DOCUMENT PASSAGE
This was followed by the discovery of other similar bodies, which, with the equipment of the time, appeared to be points of light, like stars, showing little or no planetary disc, though readily distinguishable from stars due to their apparent motions.

This prompted the astronomer Sir William Herschel to propose the term "asteroid", coined in Greek as ἀστεροειδής, or asteroeidēs, meaning 'star-like, star-shaped', and derived from the Ancient Greek ἀστήρastēr'star, planet'.

In the early second half of the nineteenth century, the terms "asteroid" and "planet" (not always qualified as "minor") were still used interchangeably.

Asteroids are minor planets, especially those of the inner Solar System. The larger ones have also been called planetoids. These terms have historically been applied to any astronomical object orbiting the Sun that did not show the disc of a planet and was not observed to have the characteristics of an active comet.

INFORMATION
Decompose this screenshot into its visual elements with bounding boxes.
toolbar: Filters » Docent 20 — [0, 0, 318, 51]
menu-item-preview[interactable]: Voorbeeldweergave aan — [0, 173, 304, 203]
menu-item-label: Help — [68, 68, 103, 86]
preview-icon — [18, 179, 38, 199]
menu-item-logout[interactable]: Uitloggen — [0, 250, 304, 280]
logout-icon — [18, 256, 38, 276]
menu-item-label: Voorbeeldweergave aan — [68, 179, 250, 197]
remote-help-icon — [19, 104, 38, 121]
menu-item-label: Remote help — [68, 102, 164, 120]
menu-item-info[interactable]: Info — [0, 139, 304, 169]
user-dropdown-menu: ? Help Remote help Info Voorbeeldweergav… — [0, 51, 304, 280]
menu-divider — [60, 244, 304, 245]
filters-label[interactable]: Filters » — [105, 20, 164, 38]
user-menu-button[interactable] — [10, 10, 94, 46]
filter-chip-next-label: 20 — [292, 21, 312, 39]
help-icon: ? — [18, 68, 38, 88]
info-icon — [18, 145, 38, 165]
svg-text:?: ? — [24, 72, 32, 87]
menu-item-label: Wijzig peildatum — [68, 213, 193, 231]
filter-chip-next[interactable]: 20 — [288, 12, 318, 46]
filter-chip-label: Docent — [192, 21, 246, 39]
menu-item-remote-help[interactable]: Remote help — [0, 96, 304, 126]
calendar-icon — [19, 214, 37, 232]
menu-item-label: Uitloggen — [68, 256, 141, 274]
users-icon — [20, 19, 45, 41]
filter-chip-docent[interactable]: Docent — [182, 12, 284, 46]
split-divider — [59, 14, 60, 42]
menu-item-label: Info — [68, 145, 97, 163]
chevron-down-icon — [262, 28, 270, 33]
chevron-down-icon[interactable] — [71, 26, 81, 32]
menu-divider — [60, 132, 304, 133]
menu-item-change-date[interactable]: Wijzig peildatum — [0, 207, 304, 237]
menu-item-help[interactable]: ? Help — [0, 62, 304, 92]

EXERCISE SET
**1.** Answer these questions using the passage on asteroids:
(a) With the equipment of the time, what did the newly discovered bodies appear to be?
(b) Which astronomer proposed the term "asteroid"?
(c) What have the larger asteroids also been called?
**2.** Repeat the passage on asteroids between "This was followed" and "Greek ἀστήρastēr'star, planet'.", inclusive.

ANSWERS TO THE TASKS
**1.**
(a) Points of light, like stars.
(b) Sir William Herschel.
(c) Planetoids.

**2.**
This was followed by the discovery of other similar bodies, which, with the equipment of the time, appeared to be points of light, like stars, showing little or no planetary disc, though readily distinguishable from stars due to their apparent motions.

This prompted the astronomer Sir William Herschel to propose the term "asteroid", coined in Greek as ἀστεροειδής, or asteroeidēs, meaning 'star-like, star-shaped', and derived from the Ancient Greek ἀστήρastēr'star, planet'.